Material shown —
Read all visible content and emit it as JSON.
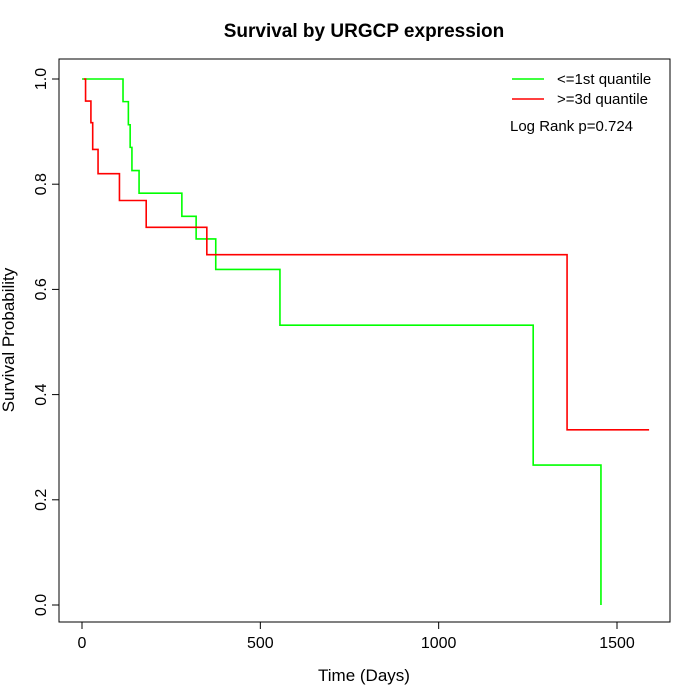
{
  "chart_data": {
    "type": "line",
    "subtype": "step",
    "title": "Survival by URGCP expression",
    "xlabel": "Time (Days)",
    "ylabel": "Survival Probability",
    "xlim": [
      0,
      1600
    ],
    "ylim": [
      0,
      1.0
    ],
    "xticks": [
      0,
      500,
      1000,
      1500
    ],
    "yticks": [
      0.0,
      0.2,
      0.4,
      0.6,
      0.8,
      1.0
    ],
    "ytick_labels": [
      "0.0",
      "0.2",
      "0.4",
      "0.6",
      "0.8",
      "1.0"
    ],
    "grid": false,
    "legend_position": "top-right",
    "annotation": "Log Rank p=0.724",
    "series": [
      {
        "name": "<=1st quantile",
        "color": "#00ff00",
        "x": [
          0,
          115,
          130,
          135,
          140,
          150,
          160,
          280,
          320,
          375,
          555,
          1265,
          1455
        ],
        "y": [
          1.0,
          0.957,
          0.913,
          0.87,
          0.826,
          0.826,
          0.783,
          0.739,
          0.696,
          0.638,
          0.532,
          0.266,
          0.0
        ]
      },
      {
        "name": ">=3d quantile",
        "color": "#ff0000",
        "x": [
          5,
          10,
          25,
          30,
          45,
          105,
          180,
          350,
          1360,
          1590
        ],
        "y": [
          1.0,
          0.958,
          0.917,
          0.866,
          0.82,
          0.769,
          0.718,
          0.666,
          0.333,
          0.333
        ]
      }
    ]
  }
}
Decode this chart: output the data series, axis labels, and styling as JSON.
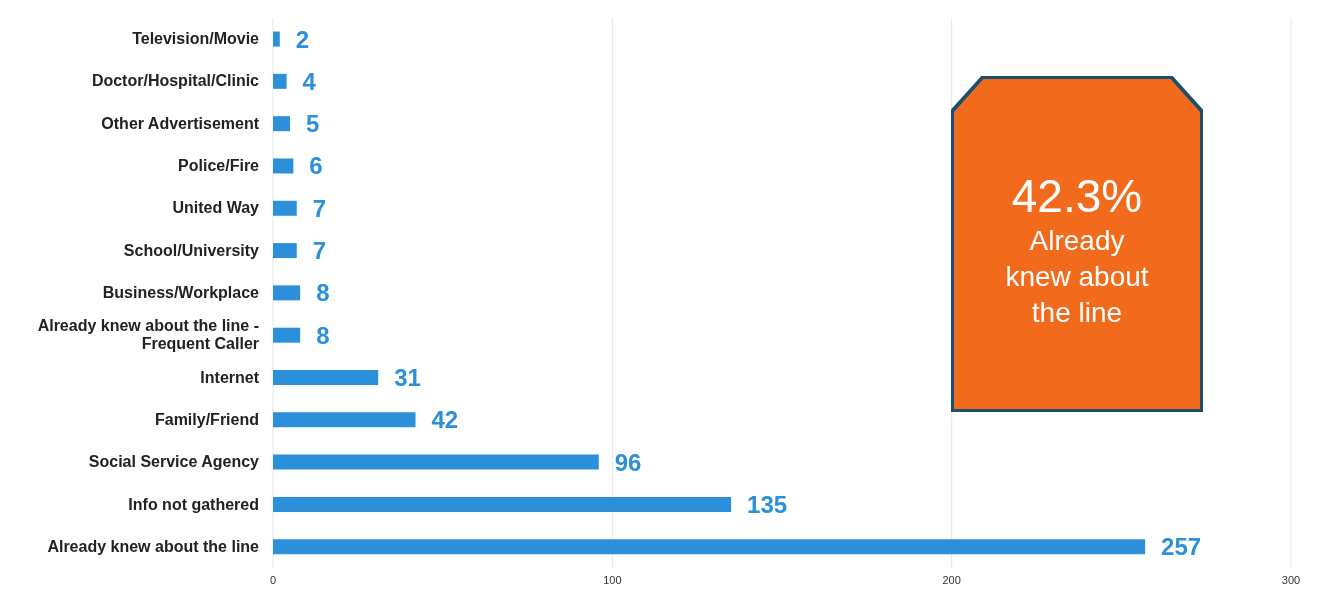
{
  "chart_data": {
    "type": "bar",
    "orientation": "horizontal",
    "categories": [
      "Television/Movie",
      "Doctor/Hospital/Clinic",
      "Other Advertisement",
      "Police/Fire",
      "United Way",
      "School/University",
      "Business/Workplace",
      "Already knew about the line - Frequent Caller",
      "Internet",
      "Family/Friend",
      "Social Service Agency",
      "Info not gathered",
      "Already knew about the line"
    ],
    "values": [
      2,
      4,
      5,
      6,
      7,
      7,
      8,
      8,
      31,
      42,
      96,
      135,
      257
    ],
    "color": "#2b8fd9",
    "xlim": [
      0,
      300
    ],
    "xticks": [
      0,
      100,
      200,
      300
    ],
    "grid": "x",
    "data_labels": true,
    "annotations": [
      "42.3%",
      "Already knew about the line"
    ]
  }
}
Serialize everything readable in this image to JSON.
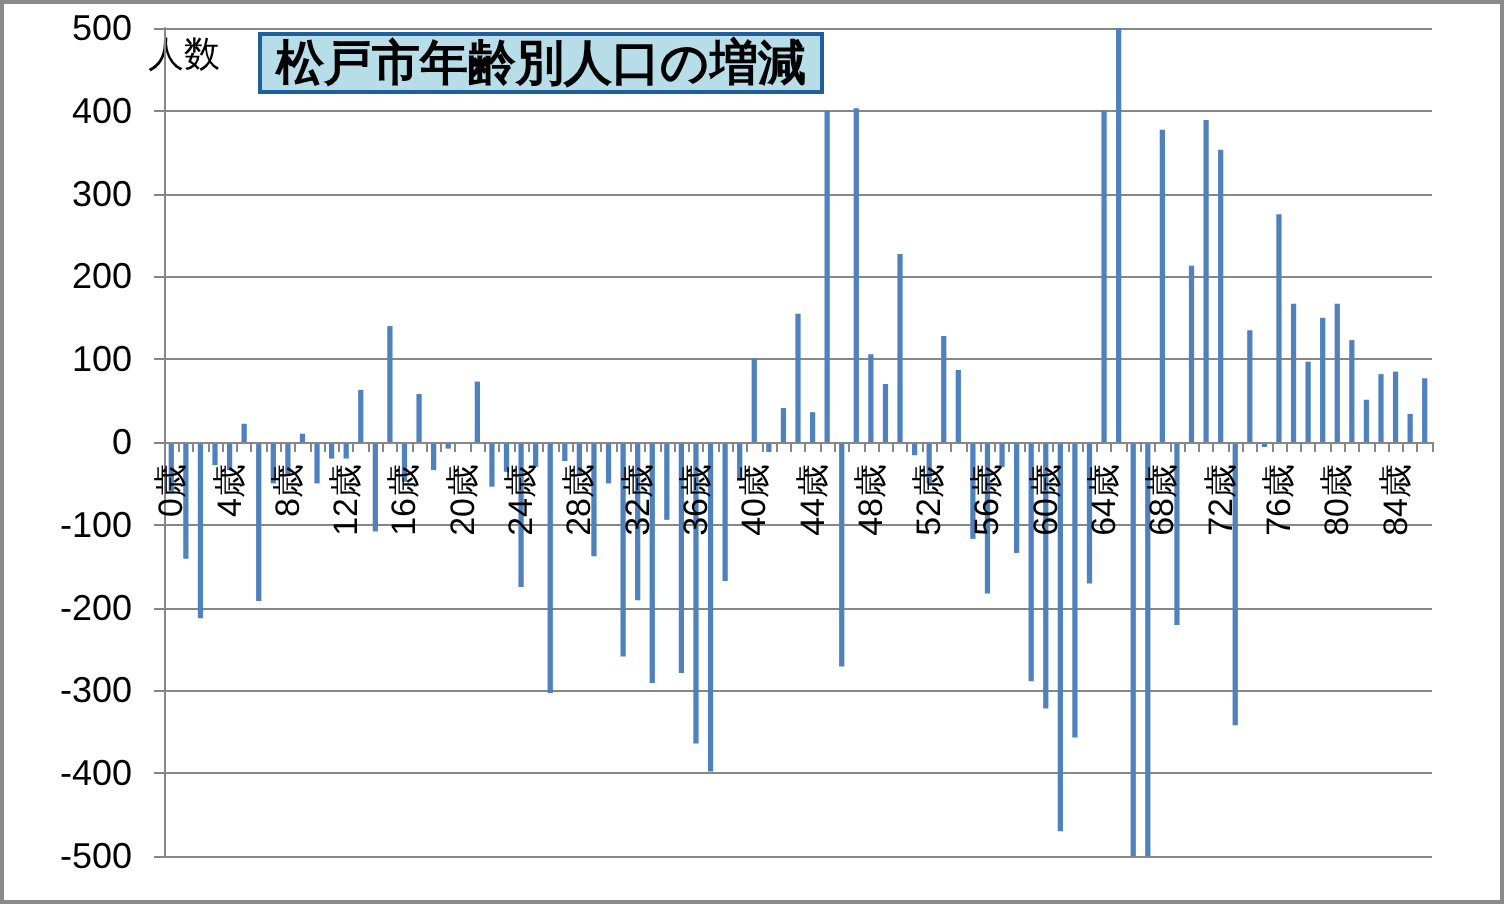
{
  "chart_data": {
    "type": "bar",
    "title": "松戸市年齢別人口の増減",
    "ylabel": "人数",
    "categories": [
      "0歳",
      null,
      null,
      null,
      "4歳",
      null,
      null,
      null,
      "8歳",
      null,
      null,
      null,
      "12歳",
      null,
      null,
      null,
      "16歳",
      null,
      null,
      null,
      "20歳",
      null,
      null,
      null,
      "24歳",
      null,
      null,
      null,
      "28歳",
      null,
      null,
      null,
      "32歳",
      null,
      null,
      null,
      "36歳",
      null,
      null,
      null,
      "40歳",
      null,
      null,
      null,
      "44歳",
      null,
      null,
      null,
      "48歳",
      null,
      null,
      null,
      "52歳",
      null,
      null,
      null,
      "56歳",
      null,
      null,
      null,
      "60歳",
      null,
      null,
      null,
      "64歳",
      null,
      null,
      null,
      "68歳",
      null,
      null,
      null,
      "72歳",
      null,
      null,
      null,
      "76歳",
      null,
      null,
      null,
      "80歳",
      null,
      null,
      null,
      "84歳",
      null,
      null
    ],
    "values": [
      -60,
      -141,
      -213,
      -28,
      -34,
      22,
      -192,
      -50,
      -40,
      10,
      -50,
      -20,
      -20,
      63,
      -108,
      140,
      -48,
      58,
      -34,
      -8,
      -2,
      73,
      -54,
      -36,
      -175,
      -30,
      -303,
      -23,
      -40,
      -138,
      -50,
      -259,
      -191,
      -291,
      -94,
      -279,
      -364,
      -398,
      -168,
      -47,
      101,
      -12,
      41,
      155,
      36,
      400,
      -271,
      403,
      106,
      70,
      227,
      -16,
      -50,
      128,
      87,
      -117,
      -183,
      -30,
      -134,
      -289,
      -322,
      -470,
      -357,
      -171,
      400,
      500,
      -500,
      -500,
      377,
      -221,
      213,
      389,
      353,
      -342,
      135,
      -6,
      275,
      167,
      97,
      150,
      167,
      123,
      51,
      82,
      85,
      34,
      77
    ],
    "color": "#4f81bd",
    "ylim": [
      -500,
      500
    ],
    "yticks": [
      -500,
      -400,
      -300,
      -200,
      -100,
      0,
      100,
      200,
      300,
      400,
      500
    ],
    "grid": "y"
  }
}
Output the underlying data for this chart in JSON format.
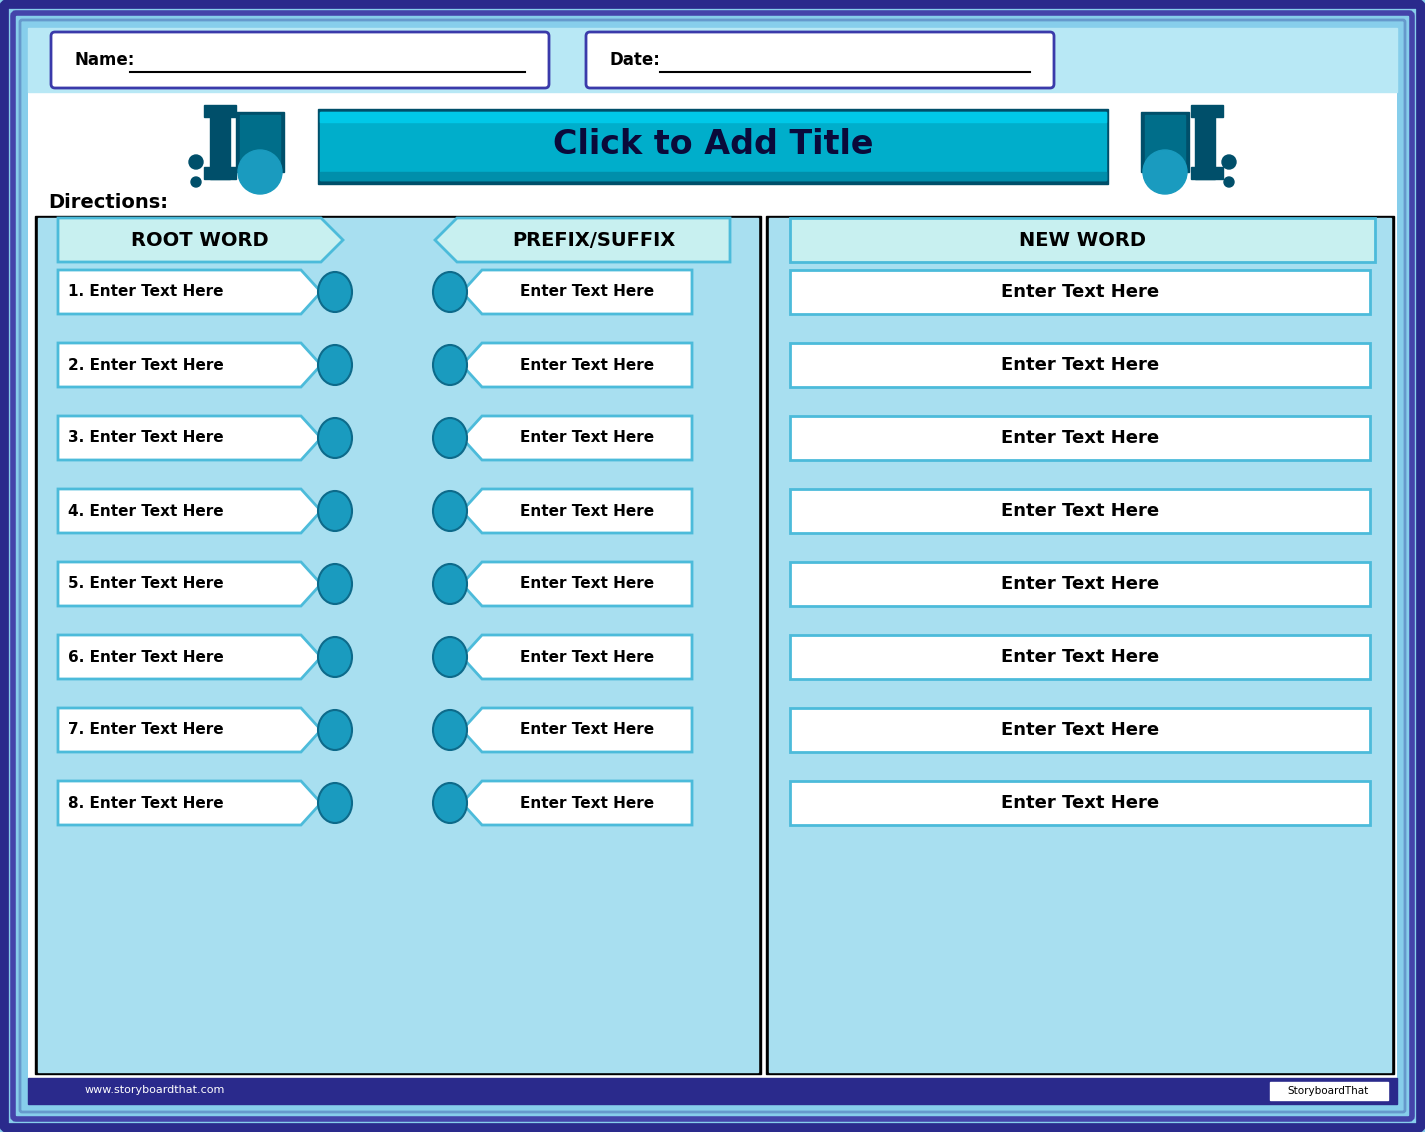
{
  "bg_outer": "#87CEEB",
  "bg_border_dark": "#2A2A8C",
  "bg_border_mid": "#4444AA",
  "bg_border_light": "#6699CC",
  "bg_light_blue": "#B8E8F5",
  "panel_blue": "#A8DFF0",
  "title_bg": "#00AECB",
  "title_bg_dark": "#006E8A",
  "title_bg_darker": "#004F6A",
  "title_text": "Click to Add Title",
  "directions_text": "Directions:",
  "col1_header": "ROOT WORD",
  "col2_header": "PREFIX/SUFFIX",
  "col3_header": "NEW WORD",
  "row_labels": [
    "1. Enter Text Here",
    "2. Enter Text Here",
    "3. Enter Text Here",
    "4. Enter Text Here",
    "5. Enter Text Here",
    "6. Enter Text Here",
    "7. Enter Text Here",
    "8. Enter Text Here"
  ],
  "entry_text": "Enter Text Here",
  "name_label": "Name:",
  "date_label": "Date:",
  "circle_color": "#1A9BBF",
  "circle_dark": "#0D6A8A",
  "box_border": "#4CBBDA",
  "header_fill": "#C8F0F0",
  "footer_text_color": "#FFFFFF",
  "storyboard_text": "StoryboardThat",
  "website_text": "www.storyboardthat.com"
}
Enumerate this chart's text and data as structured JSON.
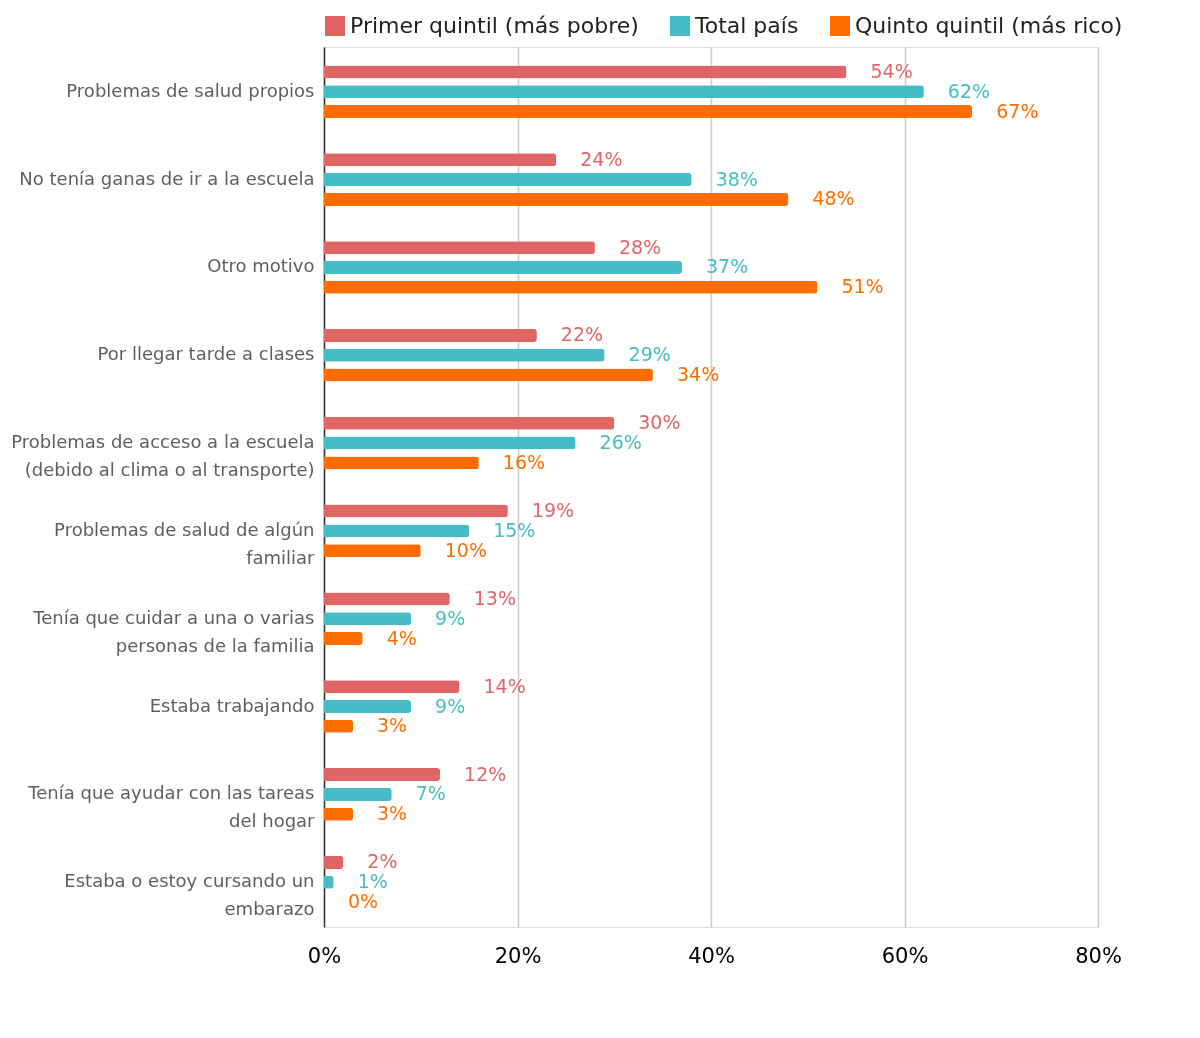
{
  "chart_data": {
    "type": "bar",
    "orientation": "horizontal",
    "categories": [
      "Problemas de salud propios",
      "No tenía ganas de ir a la escuela",
      "Otro motivo",
      "Por llegar tarde a clases",
      "Problemas de acceso a la escuela (debido al clima o al transporte)",
      "Problemas de salud de algún familiar",
      "Tenía que cuidar a una o varias personas de la familia",
      "Estaba trabajando",
      "Tenía que ayudar con las tareas del hogar",
      "Estaba o estoy cursando un embarazo"
    ],
    "series": [
      {
        "name": "Primer quintil (más pobre)",
        "color": "#e06666",
        "values": [
          54,
          24,
          28,
          22,
          30,
          19,
          13,
          14,
          12,
          2
        ],
        "value_labels": [
          "54%",
          "24%",
          "28%",
          "22%",
          "30%",
          "19%",
          "13%",
          "14%",
          "12%",
          "2%"
        ]
      },
      {
        "name": "Total país",
        "color": "#46bdc6",
        "values": [
          62,
          38,
          37,
          29,
          26,
          15,
          9,
          9,
          7,
          1
        ],
        "value_labels": [
          "62%",
          "38%",
          "37%",
          "29%",
          "26%",
          "15%",
          "9%",
          "9%",
          "7%",
          "1%"
        ]
      },
      {
        "name": "Quinto quintil (más rico)",
        "color": "#ff6d01",
        "values": [
          67,
          48,
          51,
          34,
          16,
          10,
          4,
          3,
          3,
          0
        ],
        "value_labels": [
          "67%",
          "48%",
          "51%",
          "34%",
          "16%",
          "10%",
          "4%",
          "3%",
          "3%",
          "0%"
        ]
      }
    ],
    "xlim": [
      0,
      80
    ],
    "xticks": [
      {
        "value": 0,
        "label": "0%"
      },
      {
        "value": 20,
        "label": "20%"
      },
      {
        "value": 40,
        "label": "40%"
      },
      {
        "value": 60,
        "label": "60%"
      },
      {
        "value": 80,
        "label": "80%"
      }
    ],
    "grid": "x",
    "legend": "top"
  }
}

Task objective —
Locate the lines above that contain "Survival" and copy them.

Solution for this task —
    "title": "Survival by URGCP expression",
    "ylabel": "Survival Probability",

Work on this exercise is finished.